> _Exercise_
Any pictures in the records below should be skipped; write out everything else exactly.

> _Material for this task_
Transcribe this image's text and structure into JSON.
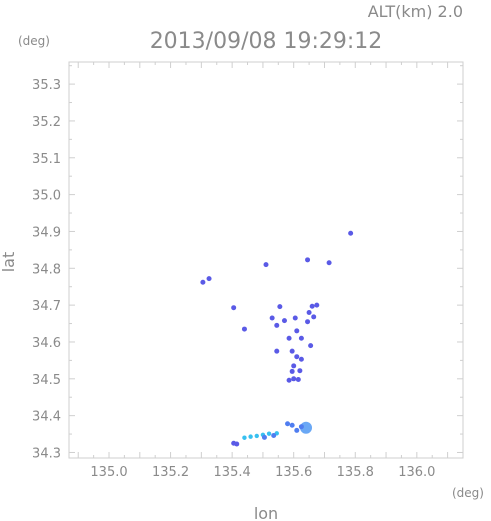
{
  "chart_data": {
    "type": "scatter",
    "title": "2013/09/08 19:29:12",
    "subtitle": "ALT(km) 2.0",
    "xlabel": "lon",
    "ylabel": "lat",
    "x_unit": "(deg)",
    "y_unit": "(deg)",
    "xlim": [
      134.87,
      136.15
    ],
    "ylim": [
      34.285,
      35.36
    ],
    "xticks": [
      {
        "value": 135.0,
        "label": "135.0"
      },
      {
        "value": 135.2,
        "label": "135.2"
      },
      {
        "value": 135.4,
        "label": "135.4"
      },
      {
        "value": 135.6,
        "label": "135.6"
      },
      {
        "value": 135.8,
        "label": "135.8"
      },
      {
        "value": 136.0,
        "label": "136.0"
      }
    ],
    "yticks": [
      {
        "value": 34.3,
        "label": "34.3"
      },
      {
        "value": 34.4,
        "label": "34.4"
      },
      {
        "value": 34.5,
        "label": "34.5"
      },
      {
        "value": 34.6,
        "label": "34.6"
      },
      {
        "value": 34.7,
        "label": "34.7"
      },
      {
        "value": 34.8,
        "label": "34.8"
      },
      {
        "value": 34.9,
        "label": "34.9"
      },
      {
        "value": 35.0,
        "label": "35.0"
      },
      {
        "value": 35.1,
        "label": "35.1"
      },
      {
        "value": 35.2,
        "label": "35.2"
      },
      {
        "value": 35.3,
        "label": "35.3"
      }
    ],
    "grid": false,
    "colors": {
      "weak": "#5a5ae6",
      "medium": "#4f7df0",
      "strong": "#6aa8f5",
      "light": "#38c0f0"
    },
    "points": [
      {
        "x": 135.785,
        "y": 34.895,
        "c": "weak"
      },
      {
        "x": 135.645,
        "y": 34.823,
        "c": "weak"
      },
      {
        "x": 135.715,
        "y": 34.815,
        "c": "weak"
      },
      {
        "x": 135.51,
        "y": 34.81,
        "c": "weak"
      },
      {
        "x": 135.305,
        "y": 34.762,
        "c": "weak"
      },
      {
        "x": 135.325,
        "y": 34.772,
        "c": "weak"
      },
      {
        "x": 135.405,
        "y": 34.693,
        "c": "weak"
      },
      {
        "x": 135.555,
        "y": 34.696,
        "c": "weak"
      },
      {
        "x": 135.66,
        "y": 34.697,
        "c": "weak"
      },
      {
        "x": 135.675,
        "y": 34.7,
        "c": "weak"
      },
      {
        "x": 135.65,
        "y": 34.68,
        "c": "weak"
      },
      {
        "x": 135.53,
        "y": 34.665,
        "c": "weak"
      },
      {
        "x": 135.57,
        "y": 34.658,
        "c": "weak"
      },
      {
        "x": 135.605,
        "y": 34.665,
        "c": "weak"
      },
      {
        "x": 135.645,
        "y": 34.655,
        "c": "weak"
      },
      {
        "x": 135.665,
        "y": 34.668,
        "c": "weak"
      },
      {
        "x": 135.545,
        "y": 34.645,
        "c": "weak"
      },
      {
        "x": 135.44,
        "y": 34.635,
        "c": "weak"
      },
      {
        "x": 135.61,
        "y": 34.63,
        "c": "weak"
      },
      {
        "x": 135.625,
        "y": 34.61,
        "c": "weak"
      },
      {
        "x": 135.585,
        "y": 34.61,
        "c": "weak"
      },
      {
        "x": 135.655,
        "y": 34.59,
        "c": "weak"
      },
      {
        "x": 135.545,
        "y": 34.575,
        "c": "weak"
      },
      {
        "x": 135.595,
        "y": 34.575,
        "c": "weak"
      },
      {
        "x": 135.61,
        "y": 34.56,
        "c": "weak"
      },
      {
        "x": 135.625,
        "y": 34.553,
        "c": "weak"
      },
      {
        "x": 135.6,
        "y": 34.535,
        "c": "weak"
      },
      {
        "x": 135.62,
        "y": 34.522,
        "c": "weak"
      },
      {
        "x": 135.595,
        "y": 34.52,
        "c": "weak"
      },
      {
        "x": 135.6,
        "y": 34.5,
        "c": "weak"
      },
      {
        "x": 135.615,
        "y": 34.498,
        "c": "weak"
      },
      {
        "x": 135.585,
        "y": 34.496,
        "c": "weak"
      },
      {
        "x": 135.58,
        "y": 34.378,
        "c": "medium"
      },
      {
        "x": 135.595,
        "y": 34.374,
        "c": "medium"
      },
      {
        "x": 135.64,
        "y": 34.367,
        "c": "strong"
      },
      {
        "x": 135.625,
        "y": 34.37,
        "c": "medium"
      },
      {
        "x": 135.61,
        "y": 34.36,
        "c": "medium"
      },
      {
        "x": 135.545,
        "y": 34.352,
        "c": "light"
      },
      {
        "x": 135.52,
        "y": 34.351,
        "c": "light"
      },
      {
        "x": 135.5,
        "y": 34.348,
        "c": "light"
      },
      {
        "x": 135.48,
        "y": 34.345,
        "c": "light"
      },
      {
        "x": 135.46,
        "y": 34.343,
        "c": "light"
      },
      {
        "x": 135.44,
        "y": 34.34,
        "c": "light"
      },
      {
        "x": 135.535,
        "y": 34.346,
        "c": "medium"
      },
      {
        "x": 135.505,
        "y": 34.341,
        "c": "medium"
      },
      {
        "x": 135.415,
        "y": 34.323,
        "c": "weak"
      },
      {
        "x": 135.405,
        "y": 34.325,
        "c": "weak"
      }
    ]
  }
}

> _Finished task_
Transcribe this image's text and structure into JSON.
{
  "chart_data": {
    "type": "scatter",
    "title": "2013/09/08 19:29:12",
    "subtitle": "ALT(km) 2.0",
    "xlabel": "lon",
    "ylabel": "lat",
    "x_unit": "(deg)",
    "y_unit": "(deg)",
    "xlim": [
      134.87,
      136.15
    ],
    "ylim": [
      34.285,
      35.36
    ],
    "xticks": [
      {
        "value": 135.0,
        "label": "135.0"
      },
      {
        "value": 135.2,
        "label": "135.2"
      },
      {
        "value": 135.4,
        "label": "135.4"
      },
      {
        "value": 135.6,
        "label": "135.6"
      },
      {
        "value": 135.8,
        "label": "135.8"
      },
      {
        "value": 136.0,
        "label": "136.0"
      }
    ],
    "yticks": [
      {
        "value": 34.3,
        "label": "34.3"
      },
      {
        "value": 34.4,
        "label": "34.4"
      },
      {
        "value": 34.5,
        "label": "34.5"
      },
      {
        "value": 34.6,
        "label": "34.6"
      },
      {
        "value": 34.7,
        "label": "34.7"
      },
      {
        "value": 34.8,
        "label": "34.8"
      },
      {
        "value": 34.9,
        "label": "34.9"
      },
      {
        "value": 35.0,
        "label": "35.0"
      },
      {
        "value": 35.1,
        "label": "35.1"
      },
      {
        "value": 35.2,
        "label": "35.2"
      },
      {
        "value": 35.3,
        "label": "35.3"
      }
    ],
    "grid": false,
    "colors": {
      "weak": "#5a5ae6",
      "medium": "#4f7df0",
      "strong": "#6aa8f5",
      "light": "#38c0f0"
    },
    "points": [
      {
        "x": 135.785,
        "y": 34.895,
        "c": "weak"
      },
      {
        "x": 135.645,
        "y": 34.823,
        "c": "weak"
      },
      {
        "x": 135.715,
        "y": 34.815,
        "c": "weak"
      },
      {
        "x": 135.51,
        "y": 34.81,
        "c": "weak"
      },
      {
        "x": 135.305,
        "y": 34.762,
        "c": "weak"
      },
      {
        "x": 135.325,
        "y": 34.772,
        "c": "weak"
      },
      {
        "x": 135.405,
        "y": 34.693,
        "c": "weak"
      },
      {
        "x": 135.555,
        "y": 34.696,
        "c": "weak"
      },
      {
        "x": 135.66,
        "y": 34.697,
        "c": "weak"
      },
      {
        "x": 135.675,
        "y": 34.7,
        "c": "weak"
      },
      {
        "x": 135.65,
        "y": 34.68,
        "c": "weak"
      },
      {
        "x": 135.53,
        "y": 34.665,
        "c": "weak"
      },
      {
        "x": 135.57,
        "y": 34.658,
        "c": "weak"
      },
      {
        "x": 135.605,
        "y": 34.665,
        "c": "weak"
      },
      {
        "x": 135.645,
        "y": 34.655,
        "c": "weak"
      },
      {
        "x": 135.665,
        "y": 34.668,
        "c": "weak"
      },
      {
        "x": 135.545,
        "y": 34.645,
        "c": "weak"
      },
      {
        "x": 135.44,
        "y": 34.635,
        "c": "weak"
      },
      {
        "x": 135.61,
        "y": 34.63,
        "c": "weak"
      },
      {
        "x": 135.625,
        "y": 34.61,
        "c": "weak"
      },
      {
        "x": 135.585,
        "y": 34.61,
        "c": "weak"
      },
      {
        "x": 135.655,
        "y": 34.59,
        "c": "weak"
      },
      {
        "x": 135.545,
        "y": 34.575,
        "c": "weak"
      },
      {
        "x": 135.595,
        "y": 34.575,
        "c": "weak"
      },
      {
        "x": 135.61,
        "y": 34.56,
        "c": "weak"
      },
      {
        "x": 135.625,
        "y": 34.553,
        "c": "weak"
      },
      {
        "x": 135.6,
        "y": 34.535,
        "c": "weak"
      },
      {
        "x": 135.62,
        "y": 34.522,
        "c": "weak"
      },
      {
        "x": 135.595,
        "y": 34.52,
        "c": "weak"
      },
      {
        "x": 135.6,
        "y": 34.5,
        "c": "weak"
      },
      {
        "x": 135.615,
        "y": 34.498,
        "c": "weak"
      },
      {
        "x": 135.585,
        "y": 34.496,
        "c": "weak"
      },
      {
        "x": 135.58,
        "y": 34.378,
        "c": "medium"
      },
      {
        "x": 135.595,
        "y": 34.374,
        "c": "medium"
      },
      {
        "x": 135.64,
        "y": 34.367,
        "c": "strong"
      },
      {
        "x": 135.625,
        "y": 34.37,
        "c": "medium"
      },
      {
        "x": 135.61,
        "y": 34.36,
        "c": "medium"
      },
      {
        "x": 135.545,
        "y": 34.352,
        "c": "light"
      },
      {
        "x": 135.52,
        "y": 34.351,
        "c": "light"
      },
      {
        "x": 135.5,
        "y": 34.348,
        "c": "light"
      },
      {
        "x": 135.48,
        "y": 34.345,
        "c": "light"
      },
      {
        "x": 135.46,
        "y": 34.343,
        "c": "light"
      },
      {
        "x": 135.44,
        "y": 34.34,
        "c": "light"
      },
      {
        "x": 135.535,
        "y": 34.346,
        "c": "medium"
      },
      {
        "x": 135.505,
        "y": 34.341,
        "c": "medium"
      },
      {
        "x": 135.415,
        "y": 34.323,
        "c": "weak"
      },
      {
        "x": 135.405,
        "y": 34.325,
        "c": "weak"
      }
    ]
  }
}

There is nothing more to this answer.